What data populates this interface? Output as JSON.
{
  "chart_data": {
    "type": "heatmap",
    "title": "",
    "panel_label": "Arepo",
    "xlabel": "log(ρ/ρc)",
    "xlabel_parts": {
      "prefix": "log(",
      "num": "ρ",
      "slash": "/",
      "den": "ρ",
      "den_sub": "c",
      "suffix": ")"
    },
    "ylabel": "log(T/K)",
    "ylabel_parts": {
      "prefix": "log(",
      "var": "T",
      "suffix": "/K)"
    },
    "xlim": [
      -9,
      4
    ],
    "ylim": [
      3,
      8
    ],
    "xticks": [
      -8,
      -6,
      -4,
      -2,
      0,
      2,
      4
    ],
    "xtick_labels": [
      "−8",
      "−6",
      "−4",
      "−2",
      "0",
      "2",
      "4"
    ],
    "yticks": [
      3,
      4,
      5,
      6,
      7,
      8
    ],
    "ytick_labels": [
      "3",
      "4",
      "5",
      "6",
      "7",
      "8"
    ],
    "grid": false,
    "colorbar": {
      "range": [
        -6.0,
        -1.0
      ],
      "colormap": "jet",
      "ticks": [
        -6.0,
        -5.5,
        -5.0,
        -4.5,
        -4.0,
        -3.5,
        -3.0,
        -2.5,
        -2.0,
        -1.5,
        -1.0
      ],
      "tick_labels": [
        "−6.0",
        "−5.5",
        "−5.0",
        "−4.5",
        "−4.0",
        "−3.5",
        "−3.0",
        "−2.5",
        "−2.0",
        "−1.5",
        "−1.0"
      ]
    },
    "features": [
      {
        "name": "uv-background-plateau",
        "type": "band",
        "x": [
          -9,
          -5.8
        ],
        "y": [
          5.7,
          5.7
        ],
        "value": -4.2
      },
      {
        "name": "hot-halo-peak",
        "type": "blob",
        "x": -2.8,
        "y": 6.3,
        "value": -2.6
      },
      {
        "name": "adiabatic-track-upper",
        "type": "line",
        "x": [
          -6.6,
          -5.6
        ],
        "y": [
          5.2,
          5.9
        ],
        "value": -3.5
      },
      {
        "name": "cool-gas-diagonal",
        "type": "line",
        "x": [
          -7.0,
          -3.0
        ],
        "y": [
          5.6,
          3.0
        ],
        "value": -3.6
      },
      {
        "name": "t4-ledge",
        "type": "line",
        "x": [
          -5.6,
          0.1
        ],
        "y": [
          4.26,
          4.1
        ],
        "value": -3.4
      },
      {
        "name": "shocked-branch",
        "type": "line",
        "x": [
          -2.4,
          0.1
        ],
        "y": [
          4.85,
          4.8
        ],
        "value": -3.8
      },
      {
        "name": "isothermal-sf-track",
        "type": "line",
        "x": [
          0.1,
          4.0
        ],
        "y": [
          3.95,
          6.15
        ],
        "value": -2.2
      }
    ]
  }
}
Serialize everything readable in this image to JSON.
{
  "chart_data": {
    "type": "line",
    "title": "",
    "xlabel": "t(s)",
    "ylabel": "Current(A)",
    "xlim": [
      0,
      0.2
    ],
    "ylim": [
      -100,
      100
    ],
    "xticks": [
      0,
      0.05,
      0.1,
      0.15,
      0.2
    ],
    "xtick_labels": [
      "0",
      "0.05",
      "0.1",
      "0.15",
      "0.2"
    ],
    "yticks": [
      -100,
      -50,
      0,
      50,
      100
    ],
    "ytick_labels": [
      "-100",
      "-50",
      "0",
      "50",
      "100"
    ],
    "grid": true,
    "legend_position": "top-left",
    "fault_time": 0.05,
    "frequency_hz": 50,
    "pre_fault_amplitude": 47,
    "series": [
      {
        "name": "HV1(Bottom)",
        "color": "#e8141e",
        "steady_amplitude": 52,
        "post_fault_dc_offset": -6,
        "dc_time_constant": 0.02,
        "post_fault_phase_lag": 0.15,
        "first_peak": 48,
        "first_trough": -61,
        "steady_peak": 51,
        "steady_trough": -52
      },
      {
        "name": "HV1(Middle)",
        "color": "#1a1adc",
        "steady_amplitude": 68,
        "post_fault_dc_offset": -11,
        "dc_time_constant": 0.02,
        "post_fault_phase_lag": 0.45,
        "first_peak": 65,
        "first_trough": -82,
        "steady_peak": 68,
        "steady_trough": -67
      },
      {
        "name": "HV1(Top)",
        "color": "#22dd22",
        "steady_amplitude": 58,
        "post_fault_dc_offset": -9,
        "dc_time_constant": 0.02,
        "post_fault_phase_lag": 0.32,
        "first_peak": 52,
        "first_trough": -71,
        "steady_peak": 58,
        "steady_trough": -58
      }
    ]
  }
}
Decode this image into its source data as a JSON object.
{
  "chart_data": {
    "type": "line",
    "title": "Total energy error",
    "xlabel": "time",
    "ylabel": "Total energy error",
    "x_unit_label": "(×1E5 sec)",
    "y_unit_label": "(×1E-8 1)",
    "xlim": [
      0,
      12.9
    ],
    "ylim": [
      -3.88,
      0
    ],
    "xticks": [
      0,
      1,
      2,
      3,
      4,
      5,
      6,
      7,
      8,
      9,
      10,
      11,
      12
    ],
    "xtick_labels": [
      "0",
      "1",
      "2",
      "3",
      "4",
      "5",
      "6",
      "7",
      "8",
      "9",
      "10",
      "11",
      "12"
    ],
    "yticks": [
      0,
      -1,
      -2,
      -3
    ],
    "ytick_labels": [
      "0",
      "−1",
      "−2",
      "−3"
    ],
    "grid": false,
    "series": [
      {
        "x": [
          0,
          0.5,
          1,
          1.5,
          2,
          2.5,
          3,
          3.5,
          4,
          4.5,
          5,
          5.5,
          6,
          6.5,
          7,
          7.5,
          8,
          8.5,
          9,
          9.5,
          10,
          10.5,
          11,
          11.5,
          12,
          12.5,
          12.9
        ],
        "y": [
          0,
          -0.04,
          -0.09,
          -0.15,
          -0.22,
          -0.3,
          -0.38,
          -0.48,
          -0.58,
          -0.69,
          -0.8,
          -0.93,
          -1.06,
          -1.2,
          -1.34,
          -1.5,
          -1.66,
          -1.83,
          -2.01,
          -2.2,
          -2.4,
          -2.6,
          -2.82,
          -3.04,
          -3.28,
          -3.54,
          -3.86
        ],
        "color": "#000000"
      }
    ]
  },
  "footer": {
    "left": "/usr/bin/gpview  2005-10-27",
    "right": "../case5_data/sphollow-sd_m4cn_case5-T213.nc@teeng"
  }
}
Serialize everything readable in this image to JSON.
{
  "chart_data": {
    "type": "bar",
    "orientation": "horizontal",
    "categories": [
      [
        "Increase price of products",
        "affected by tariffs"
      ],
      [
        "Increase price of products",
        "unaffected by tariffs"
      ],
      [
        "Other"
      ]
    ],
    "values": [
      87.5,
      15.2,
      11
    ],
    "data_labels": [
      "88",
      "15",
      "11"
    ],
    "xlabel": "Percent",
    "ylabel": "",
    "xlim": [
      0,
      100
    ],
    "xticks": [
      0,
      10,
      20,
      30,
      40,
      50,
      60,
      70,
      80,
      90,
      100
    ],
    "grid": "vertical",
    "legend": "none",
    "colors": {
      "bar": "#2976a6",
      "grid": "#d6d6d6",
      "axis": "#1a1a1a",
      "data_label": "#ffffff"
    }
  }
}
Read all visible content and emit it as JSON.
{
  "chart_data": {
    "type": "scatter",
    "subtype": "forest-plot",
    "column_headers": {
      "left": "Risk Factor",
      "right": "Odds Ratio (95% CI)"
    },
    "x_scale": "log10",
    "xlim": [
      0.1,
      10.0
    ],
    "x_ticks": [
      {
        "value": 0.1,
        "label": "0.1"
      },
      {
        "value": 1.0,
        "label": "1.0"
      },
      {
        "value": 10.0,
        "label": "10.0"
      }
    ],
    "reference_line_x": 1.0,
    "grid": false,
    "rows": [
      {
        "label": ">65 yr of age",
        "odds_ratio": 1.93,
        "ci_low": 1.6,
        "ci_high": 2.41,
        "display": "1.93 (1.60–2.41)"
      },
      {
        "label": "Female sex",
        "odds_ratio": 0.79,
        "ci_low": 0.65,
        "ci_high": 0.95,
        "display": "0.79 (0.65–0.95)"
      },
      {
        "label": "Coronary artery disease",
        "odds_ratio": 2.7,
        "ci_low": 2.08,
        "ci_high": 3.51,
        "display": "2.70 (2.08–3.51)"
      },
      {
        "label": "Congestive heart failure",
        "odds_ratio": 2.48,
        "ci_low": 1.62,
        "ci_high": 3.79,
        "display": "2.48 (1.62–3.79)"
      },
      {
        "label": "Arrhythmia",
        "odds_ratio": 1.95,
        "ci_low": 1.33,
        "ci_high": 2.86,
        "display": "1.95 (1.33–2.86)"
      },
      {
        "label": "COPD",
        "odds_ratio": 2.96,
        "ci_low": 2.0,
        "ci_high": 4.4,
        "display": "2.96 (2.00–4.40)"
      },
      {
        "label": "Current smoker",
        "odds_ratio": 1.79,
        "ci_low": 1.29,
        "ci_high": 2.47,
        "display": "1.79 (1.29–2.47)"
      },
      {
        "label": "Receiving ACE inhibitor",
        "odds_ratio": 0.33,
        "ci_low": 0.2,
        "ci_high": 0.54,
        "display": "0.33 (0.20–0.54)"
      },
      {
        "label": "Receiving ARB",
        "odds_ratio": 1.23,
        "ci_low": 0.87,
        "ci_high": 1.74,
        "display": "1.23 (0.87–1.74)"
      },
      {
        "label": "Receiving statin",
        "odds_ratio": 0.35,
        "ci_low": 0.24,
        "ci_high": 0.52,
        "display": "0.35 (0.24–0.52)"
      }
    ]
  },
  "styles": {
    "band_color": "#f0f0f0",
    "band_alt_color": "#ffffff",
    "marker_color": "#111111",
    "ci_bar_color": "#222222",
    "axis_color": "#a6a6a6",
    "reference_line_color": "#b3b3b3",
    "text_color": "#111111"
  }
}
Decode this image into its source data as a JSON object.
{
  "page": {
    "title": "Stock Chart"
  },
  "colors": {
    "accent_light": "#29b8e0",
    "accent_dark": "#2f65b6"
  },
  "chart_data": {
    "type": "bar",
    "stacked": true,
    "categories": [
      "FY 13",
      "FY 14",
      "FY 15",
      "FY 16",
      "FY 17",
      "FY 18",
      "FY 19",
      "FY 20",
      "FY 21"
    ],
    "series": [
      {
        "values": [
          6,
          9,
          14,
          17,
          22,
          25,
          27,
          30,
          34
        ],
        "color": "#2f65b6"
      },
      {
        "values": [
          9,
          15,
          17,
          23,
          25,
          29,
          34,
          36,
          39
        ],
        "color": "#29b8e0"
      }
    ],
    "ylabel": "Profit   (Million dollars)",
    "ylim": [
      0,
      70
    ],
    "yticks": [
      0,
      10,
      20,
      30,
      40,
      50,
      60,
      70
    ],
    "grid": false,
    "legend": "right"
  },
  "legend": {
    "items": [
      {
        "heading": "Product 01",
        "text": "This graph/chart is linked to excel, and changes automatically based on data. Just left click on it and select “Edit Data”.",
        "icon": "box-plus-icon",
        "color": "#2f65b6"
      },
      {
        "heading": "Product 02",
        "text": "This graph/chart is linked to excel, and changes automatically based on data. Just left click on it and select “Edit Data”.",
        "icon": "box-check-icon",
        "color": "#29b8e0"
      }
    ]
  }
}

--- --- ---

> [Aim]: Return all lines containing "Receiving".

> [Written solution]:
        "label": "Receiving ACE inhibitor",
        "label": "Receiving ARB",
        "label": "Receiving statin",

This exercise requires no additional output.